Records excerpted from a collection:
---*---

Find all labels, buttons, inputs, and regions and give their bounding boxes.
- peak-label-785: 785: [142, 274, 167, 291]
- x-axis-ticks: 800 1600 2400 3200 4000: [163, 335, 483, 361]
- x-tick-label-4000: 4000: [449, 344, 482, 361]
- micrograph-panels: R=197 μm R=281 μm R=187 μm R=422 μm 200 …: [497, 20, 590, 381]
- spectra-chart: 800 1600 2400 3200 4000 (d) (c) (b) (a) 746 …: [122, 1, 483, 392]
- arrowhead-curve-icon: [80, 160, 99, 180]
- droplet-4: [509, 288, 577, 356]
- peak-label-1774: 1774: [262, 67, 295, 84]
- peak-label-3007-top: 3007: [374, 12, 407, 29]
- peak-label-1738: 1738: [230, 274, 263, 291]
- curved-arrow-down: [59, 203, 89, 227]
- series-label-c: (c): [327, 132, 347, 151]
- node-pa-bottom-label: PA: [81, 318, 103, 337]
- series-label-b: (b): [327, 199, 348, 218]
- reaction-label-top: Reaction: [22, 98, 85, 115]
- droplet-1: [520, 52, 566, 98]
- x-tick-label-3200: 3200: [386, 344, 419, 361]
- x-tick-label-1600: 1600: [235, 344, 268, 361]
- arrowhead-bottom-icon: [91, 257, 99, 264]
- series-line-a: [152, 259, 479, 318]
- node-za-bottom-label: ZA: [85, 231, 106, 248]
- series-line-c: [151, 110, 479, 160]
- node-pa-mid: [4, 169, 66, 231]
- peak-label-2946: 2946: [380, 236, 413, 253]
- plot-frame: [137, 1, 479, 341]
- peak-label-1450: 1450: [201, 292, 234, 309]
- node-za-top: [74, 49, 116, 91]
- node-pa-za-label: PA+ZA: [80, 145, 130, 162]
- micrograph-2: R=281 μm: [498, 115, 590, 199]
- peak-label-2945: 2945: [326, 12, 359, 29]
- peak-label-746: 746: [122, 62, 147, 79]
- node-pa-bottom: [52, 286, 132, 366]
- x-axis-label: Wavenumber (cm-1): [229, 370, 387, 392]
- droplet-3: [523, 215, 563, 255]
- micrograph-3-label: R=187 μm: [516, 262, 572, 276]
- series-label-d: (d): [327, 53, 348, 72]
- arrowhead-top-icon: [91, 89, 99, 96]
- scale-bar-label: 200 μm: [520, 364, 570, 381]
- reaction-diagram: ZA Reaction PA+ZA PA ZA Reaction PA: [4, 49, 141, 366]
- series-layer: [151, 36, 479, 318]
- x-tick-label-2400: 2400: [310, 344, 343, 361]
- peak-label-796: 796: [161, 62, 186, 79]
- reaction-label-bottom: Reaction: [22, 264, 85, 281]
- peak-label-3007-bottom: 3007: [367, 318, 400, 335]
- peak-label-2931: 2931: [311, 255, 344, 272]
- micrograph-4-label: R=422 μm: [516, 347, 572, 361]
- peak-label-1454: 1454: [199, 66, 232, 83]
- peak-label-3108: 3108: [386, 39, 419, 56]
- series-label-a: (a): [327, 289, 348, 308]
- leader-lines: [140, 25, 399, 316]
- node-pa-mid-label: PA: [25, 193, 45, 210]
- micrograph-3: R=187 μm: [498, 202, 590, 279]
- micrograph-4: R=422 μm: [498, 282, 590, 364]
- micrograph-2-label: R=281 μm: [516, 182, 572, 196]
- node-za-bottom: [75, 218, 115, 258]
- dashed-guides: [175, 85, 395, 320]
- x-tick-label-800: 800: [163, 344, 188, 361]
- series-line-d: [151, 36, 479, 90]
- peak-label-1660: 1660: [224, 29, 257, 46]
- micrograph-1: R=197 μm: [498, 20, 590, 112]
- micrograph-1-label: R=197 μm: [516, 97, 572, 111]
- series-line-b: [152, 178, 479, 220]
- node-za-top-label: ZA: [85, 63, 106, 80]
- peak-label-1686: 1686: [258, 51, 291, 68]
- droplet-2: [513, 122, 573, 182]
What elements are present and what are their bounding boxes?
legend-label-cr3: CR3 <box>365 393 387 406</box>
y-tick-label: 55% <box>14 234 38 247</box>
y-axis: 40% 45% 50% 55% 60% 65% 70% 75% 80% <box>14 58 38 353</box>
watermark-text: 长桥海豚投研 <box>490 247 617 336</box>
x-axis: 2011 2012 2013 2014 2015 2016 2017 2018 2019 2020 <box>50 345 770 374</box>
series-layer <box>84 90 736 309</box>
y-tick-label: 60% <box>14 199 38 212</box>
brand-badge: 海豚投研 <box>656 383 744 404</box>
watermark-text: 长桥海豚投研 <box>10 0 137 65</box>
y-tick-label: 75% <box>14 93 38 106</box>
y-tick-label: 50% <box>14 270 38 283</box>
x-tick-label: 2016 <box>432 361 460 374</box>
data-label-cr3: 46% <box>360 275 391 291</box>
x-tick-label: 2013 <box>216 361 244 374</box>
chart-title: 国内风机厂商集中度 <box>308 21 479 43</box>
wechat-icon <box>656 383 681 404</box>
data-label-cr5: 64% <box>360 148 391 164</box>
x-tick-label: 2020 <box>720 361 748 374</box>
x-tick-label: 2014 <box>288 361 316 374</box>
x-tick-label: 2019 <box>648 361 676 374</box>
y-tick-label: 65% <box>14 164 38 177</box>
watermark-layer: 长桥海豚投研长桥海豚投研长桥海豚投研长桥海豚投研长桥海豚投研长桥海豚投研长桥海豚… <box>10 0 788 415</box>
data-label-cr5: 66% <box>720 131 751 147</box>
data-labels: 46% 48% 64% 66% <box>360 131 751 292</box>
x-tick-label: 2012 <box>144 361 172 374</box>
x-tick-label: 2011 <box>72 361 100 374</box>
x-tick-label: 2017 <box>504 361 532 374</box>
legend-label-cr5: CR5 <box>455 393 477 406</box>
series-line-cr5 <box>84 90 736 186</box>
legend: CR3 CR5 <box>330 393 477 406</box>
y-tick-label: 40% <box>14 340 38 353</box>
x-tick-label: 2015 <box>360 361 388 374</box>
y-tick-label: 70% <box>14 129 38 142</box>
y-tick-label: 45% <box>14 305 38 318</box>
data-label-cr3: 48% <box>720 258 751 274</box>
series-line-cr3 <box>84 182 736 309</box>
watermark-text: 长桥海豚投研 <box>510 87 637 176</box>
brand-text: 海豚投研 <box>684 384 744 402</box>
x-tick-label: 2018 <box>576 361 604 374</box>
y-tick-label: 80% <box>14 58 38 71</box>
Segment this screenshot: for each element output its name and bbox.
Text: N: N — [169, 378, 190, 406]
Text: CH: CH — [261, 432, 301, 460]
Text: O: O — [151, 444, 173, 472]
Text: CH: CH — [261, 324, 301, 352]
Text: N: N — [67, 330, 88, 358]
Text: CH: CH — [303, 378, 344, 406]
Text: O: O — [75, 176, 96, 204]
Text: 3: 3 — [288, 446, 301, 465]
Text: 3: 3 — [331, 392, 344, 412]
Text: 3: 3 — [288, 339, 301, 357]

---*---

Give the lines above as a numbered list, leaving out any blank lines.

▶ **ANSWER TO THE PROBLEM**:
1. Find all labels, buttons, inputs, and regions and give their bounding boxes.
2. - peak-label-785: 785: [142, 274, 167, 291]
3. - x-axis-ticks: 800 1600 2400 3200 4000: [163, 335, 483, 361]
4. - x-tick-label-4000: 4000: [449, 344, 482, 361]
5. - micrograph-panels: R=197 μm R=281 μm R=187 μm R=422 μm 200 …: [497, 20, 590, 381]
6. - spectra-chart: 800 1600 2400 3200 4000 (d) (c) (b) (a) 746 …: [122, 1, 483, 392]
7. - arrowhead-curve-icon: [80, 160, 99, 180]
8. - droplet-4: [509, 288, 577, 356]
9. - peak-label-1774: 1774: [262, 67, 295, 84]
10. - peak-label-3007-top: 3007: [374, 12, 407, 29]
11. - peak-label-1738: 1738: [230, 274, 263, 291]
12. - curved-arrow-down: [59, 203, 89, 227]
13. - series-label-c: (c): [327, 132, 347, 151]
14. - node-pa-bottom-label: PA: [81, 318, 103, 337]
15. - series-label-b: (b): [327, 199, 348, 218]
16. - reaction-label-top: Reaction: [22, 98, 85, 115]
17. - droplet-1: [520, 52, 566, 98]
18. - x-tick-label-3200: 3200: [386, 344, 419, 361]
19. - x-tick-label-1600: 1600: [235, 344, 268, 361]
20. - arrowhead-bottom-icon: [91, 257, 99, 264]
21. - series-line-a: [152, 259, 479, 318]
22. - node-za-bottom-label: ZA: [85, 231, 106, 248]
23. - series-line-c: [151, 110, 479, 160]
24. - node-pa-mid: [4, 169, 66, 231]
25. - peak-label-2946: 2946: [380, 236, 413, 253]
26. - plot-frame: [137, 1, 479, 341]
27. - peak-label-1450: 1450: [201, 292, 234, 309]
28. - node-za-top: [74, 49, 116, 91]
29. - node-pa-za-label: PA+ZA: [80, 145, 130, 162]
30. - micrograph-2: R=281 μm: [498, 115, 590, 199]
31. - peak-label-2945: 2945: [326, 12, 359, 29]
32. - peak-label-746: 746: [122, 62, 147, 79]
33. - node-pa-bottom: [52, 286, 132, 366]
34. - x-axis-label: Wavenumber (cm-1): [229, 370, 387, 392]
35. - droplet-3: [523, 215, 563, 255]
36. - micrograph-3-label: R=187 μm: [516, 262, 572, 276]
37. - series-label-d: (d): [327, 53, 348, 72]
38. - arrowhead-top-icon: [91, 89, 99, 96]
39. - scale-bar-label: 200 μm: [520, 364, 570, 381]
40. - reaction-diagram: ZA Reaction PA+ZA PA ZA Reaction PA: [4, 49, 141, 366]
41. - series-layer: [151, 36, 479, 318]
42. - x-tick-label-2400: 2400: [310, 344, 343, 361]
43. - peak-label-796: 796: [161, 62, 186, 79]
44. - reaction-label-bottom: Reaction: [22, 264, 85, 281]
45. - peak-label-3007-bottom: 3007: [367, 318, 400, 335]
46. - peak-label-2931: 2931: [311, 255, 344, 272]
47. - micrograph-4-label: R=422 μm: [516, 347, 572, 361]
48. - peak-label-1454: 1454: [199, 66, 232, 83]
49. - peak-label-3108: 3108: [386, 39, 419, 56]
50. - series-label-a: (a): [327, 289, 348, 308]
51. - leader-lines: [140, 25, 399, 316]
52. - node-pa-mid-label: PA: [25, 193, 45, 210]
53. - micrograph-3: R=187 μm: [498, 202, 590, 279]
54. - micrograph-4: R=422 μm: [498, 282, 590, 364]
55. - micrograph-2-label: R=281 μm: [516, 182, 572, 196]
56. - node-za-bottom: [75, 218, 115, 258]
57. - dashed-guides: [175, 85, 395, 320]
58. - x-tick-label-800: 800: [163, 344, 188, 361]
59. - series-line-d: [151, 36, 479, 90]
60. - peak-label-1660: 1660: [224, 29, 257, 46]
61. - micrograph-1: R=197 μm: [498, 20, 590, 112]
62. - micrograph-1-label: R=197 μm: [516, 97, 572, 111]
63. - series-line-b: [152, 178, 479, 220]
64. - node-za-top-label: ZA: [85, 63, 106, 80]
65. - peak-label-1686: 1686: [258, 51, 291, 68]
66. - droplet-2: [513, 122, 573, 182]
67. What elements are present and what are their bounding boxes?
68. legend-label-cr3: CR3 <box>365 393 387 406</box>
69. y-tick-label: 55% <box>14 234 38 247</box>
70. y-axis: 40% 45% 50% 55% 60% 65% 70% 75% 80% <box>14 58 38 353</box>
71. watermark-text: 长桥海豚投研 <box>490 247 617 336</box>
72. x-axis: 2011 2012 2013 2014 2015 2016 2017 2018 2019 2020 <box>50 345 770 374</box>
73. series-layer <box>84 90 736 309</box>
74. y-tick-label: 60% <box>14 199 38 212</box>
75. brand-badge: 海豚投研 <box>656 383 744 404</box>
76. watermark-text: 长桥海豚投研 <box>10 0 137 65</box>
77. y-tick-label: 75% <box>14 93 38 106</box>
78. y-tick-label: 50% <box>14 270 38 283</box>
79. x-tick-label: 2016 <box>432 361 460 374</box>
80. data-label-cr3: 46% <box>360 275 391 291</box>
81. x-tick-label: 2013 <box>216 361 244 374</box>
82. chart-title: 国内风机厂商集中度 <box>308 21 479 43</box>
83. wechat-icon <box>656 383 681 404</box>
84. data-label-cr5: 64% <box>360 148 391 164</box>
85. x-tick-label: 2020 <box>720 361 748 374</box>
86. x-tick-label: 2014 <box>288 361 316 374</box>
87. x-tick-label: 2019 <box>648 361 676 374</box>
88. y-tick-label: 65% <box>14 164 38 177</box>
89. watermark-layer: 长桥海豚投研长桥海豚投研长桥海豚投研长桥海豚投研长桥海豚投研长桥海豚投研长桥海豚… <box>10 0 788 415</box>
90. data-label-cr5: 66% <box>720 131 751 147</box>
91. data-labels: 46% 48% 64% 66% <box>360 131 751 292</box>
92. x-tick-label: 2012 <box>144 361 172 374</box>
93. x-tick-label: 2011 <box>72 361 100 374</box>
94. x-tick-label: 2017 <box>504 361 532 374</box>
95. legend-label-cr5: CR5 <box>455 393 477 406</box>
96. series-line-cr5 <box>84 90 736 186</box>
97. legend: CR3 CR5 <box>330 393 477 406</box>
98. y-tick-label: 40% <box>14 340 38 353</box>
99. x-tick-label: 2015 <box>360 361 388 374</box>
100. y-tick-label: 70% <box>14 129 38 142</box>
101. y-tick-label: 45% <box>14 305 38 318</box>
102. data-label-cr3: 48% <box>720 258 751 274</box>
103. series-line-cr3 <box>84 182 736 309</box>
104. watermark-text: 长桥海豚投研 <box>510 87 637 176</box>
105. brand-text: 海豚投研 <box>684 384 744 402</box>
106. x-tick-label: 2018 <box>576 361 604 374</box>
107. y-tick-label: 80% <box>14 58 38 71</box>
108. Segment this screenshot: for each element output its name and bbox.
109. Text: N: N — [169, 378, 190, 406]
110. Text: CH: CH — [261, 432, 301, 460]
111. Text: O: O — [151, 444, 173, 472]
112. Text: CH: CH — [261, 324, 301, 352]
113. Text: N: N — [67, 330, 88, 358]
114. Text: CH: CH — [303, 378, 344, 406]
115. Text: O: O — [75, 176, 96, 204]
116. Text: 3: 3 — [288, 446, 301, 465]
117. Text: 3: 3 — [331, 392, 344, 412]
118. Text: 3: 3 — [288, 339, 301, 357]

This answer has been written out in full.